--- start of PROVIDED RECORDS ---

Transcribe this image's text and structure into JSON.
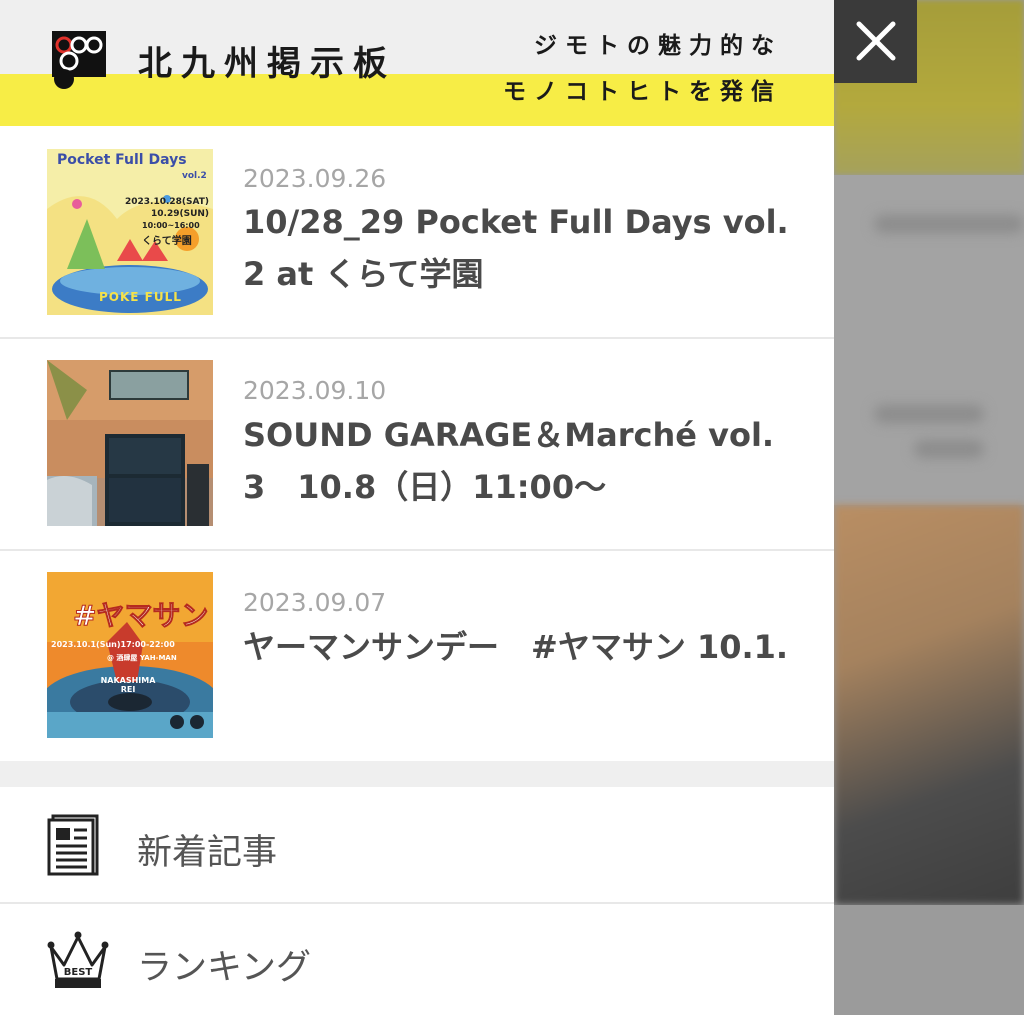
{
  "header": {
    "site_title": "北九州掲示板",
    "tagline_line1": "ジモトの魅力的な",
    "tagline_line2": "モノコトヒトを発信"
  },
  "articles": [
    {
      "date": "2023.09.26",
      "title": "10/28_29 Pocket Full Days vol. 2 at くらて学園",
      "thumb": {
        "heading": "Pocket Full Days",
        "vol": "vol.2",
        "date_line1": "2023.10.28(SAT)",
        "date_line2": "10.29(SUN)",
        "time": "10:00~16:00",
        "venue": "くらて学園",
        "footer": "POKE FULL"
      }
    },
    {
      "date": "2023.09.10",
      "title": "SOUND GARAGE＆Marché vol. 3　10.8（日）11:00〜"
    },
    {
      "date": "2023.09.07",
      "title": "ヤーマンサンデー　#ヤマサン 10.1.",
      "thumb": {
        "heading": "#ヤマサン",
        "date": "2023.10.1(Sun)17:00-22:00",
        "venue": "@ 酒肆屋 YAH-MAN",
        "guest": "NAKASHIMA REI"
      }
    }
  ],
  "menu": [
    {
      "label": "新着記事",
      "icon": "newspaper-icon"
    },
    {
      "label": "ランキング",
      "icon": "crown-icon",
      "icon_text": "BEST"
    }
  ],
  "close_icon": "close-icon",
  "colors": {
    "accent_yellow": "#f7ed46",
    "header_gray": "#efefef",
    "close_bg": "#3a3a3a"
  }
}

--- end of PROVIDED RECORDS ---
--- start of PROVIDED RECORDS ---

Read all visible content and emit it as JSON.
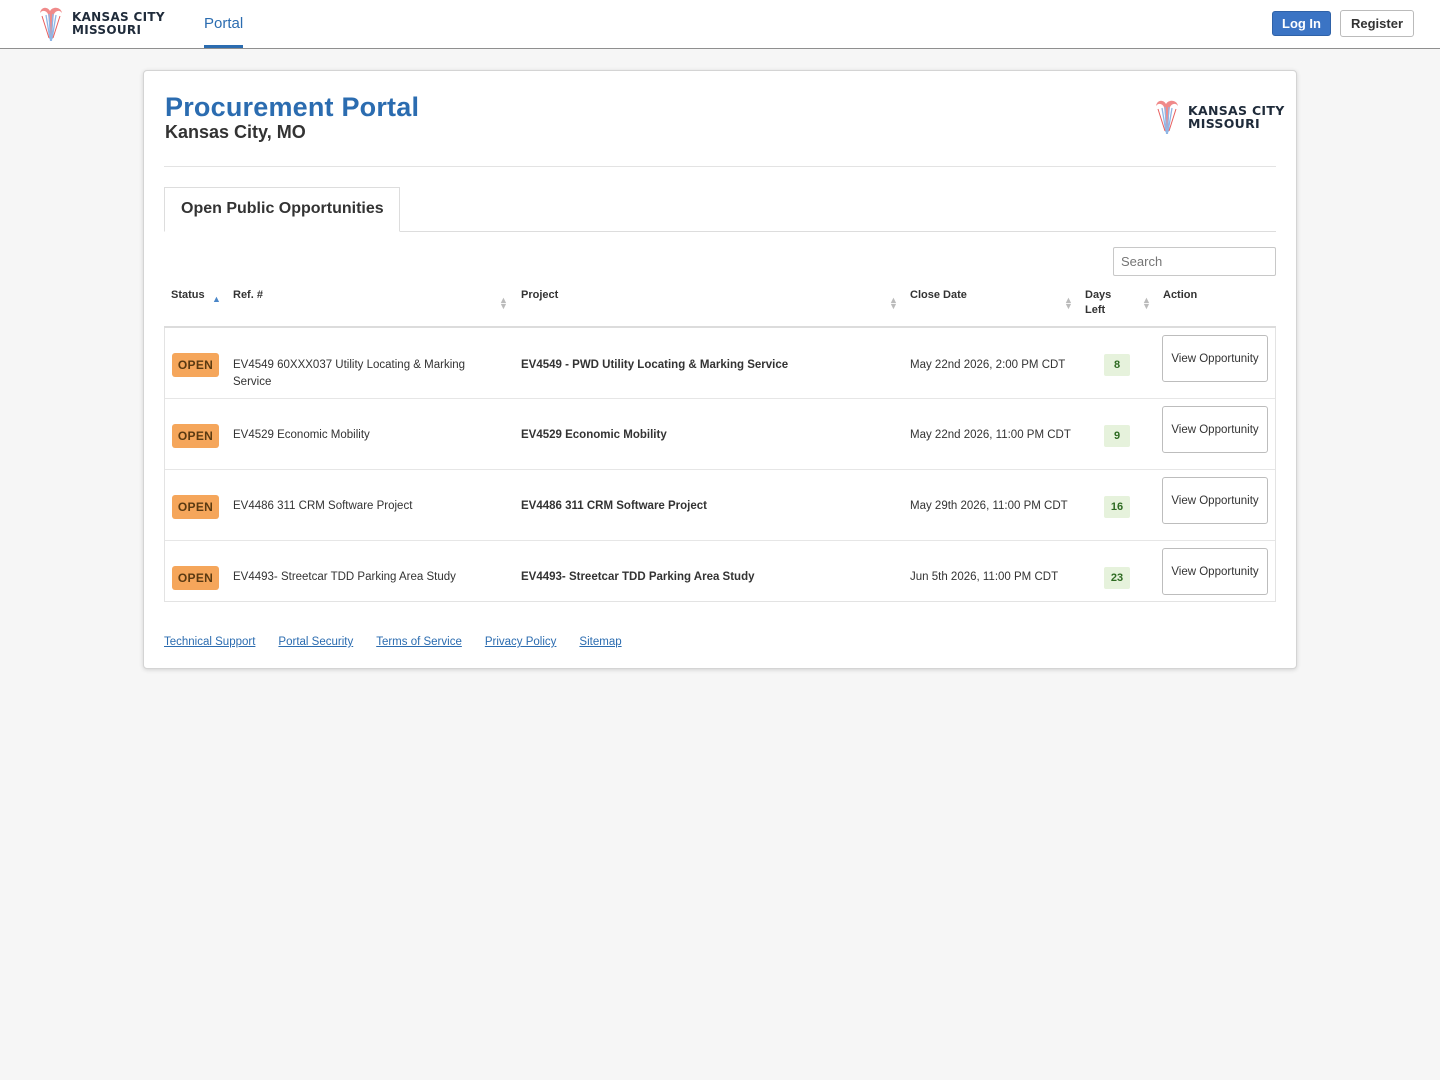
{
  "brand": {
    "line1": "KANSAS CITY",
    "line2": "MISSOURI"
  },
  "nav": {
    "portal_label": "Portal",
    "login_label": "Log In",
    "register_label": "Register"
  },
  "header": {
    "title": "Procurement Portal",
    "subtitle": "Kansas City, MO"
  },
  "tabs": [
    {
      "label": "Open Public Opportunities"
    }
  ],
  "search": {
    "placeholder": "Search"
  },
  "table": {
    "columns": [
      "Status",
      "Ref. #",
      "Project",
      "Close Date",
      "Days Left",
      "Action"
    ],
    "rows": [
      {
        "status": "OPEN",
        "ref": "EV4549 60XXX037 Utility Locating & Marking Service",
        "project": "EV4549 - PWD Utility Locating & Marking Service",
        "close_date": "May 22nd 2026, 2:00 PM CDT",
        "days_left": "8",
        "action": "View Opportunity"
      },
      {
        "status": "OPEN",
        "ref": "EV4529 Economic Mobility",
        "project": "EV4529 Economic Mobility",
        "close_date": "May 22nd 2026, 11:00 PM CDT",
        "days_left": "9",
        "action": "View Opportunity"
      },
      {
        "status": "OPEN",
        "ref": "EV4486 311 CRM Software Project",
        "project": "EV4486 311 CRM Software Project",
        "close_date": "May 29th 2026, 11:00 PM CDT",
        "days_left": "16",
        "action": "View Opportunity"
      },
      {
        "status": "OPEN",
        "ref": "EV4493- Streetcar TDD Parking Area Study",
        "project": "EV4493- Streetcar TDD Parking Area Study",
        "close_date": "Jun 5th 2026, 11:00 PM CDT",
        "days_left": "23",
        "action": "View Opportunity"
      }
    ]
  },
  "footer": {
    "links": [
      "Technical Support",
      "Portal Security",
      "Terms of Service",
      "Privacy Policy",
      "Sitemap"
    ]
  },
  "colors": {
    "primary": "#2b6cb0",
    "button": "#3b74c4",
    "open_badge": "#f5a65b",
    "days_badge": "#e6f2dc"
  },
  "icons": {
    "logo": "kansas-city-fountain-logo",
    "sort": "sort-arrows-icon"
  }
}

--- end of PROVIDED RECORDS ---

**WHAT IS NEEDED:** Point out every line holding the string "heading" and copy it.

**SOLUTION TO THIS EXERCISE:**
        "heading": "Pocket Full Days",
        "heading": "#ヤマサン",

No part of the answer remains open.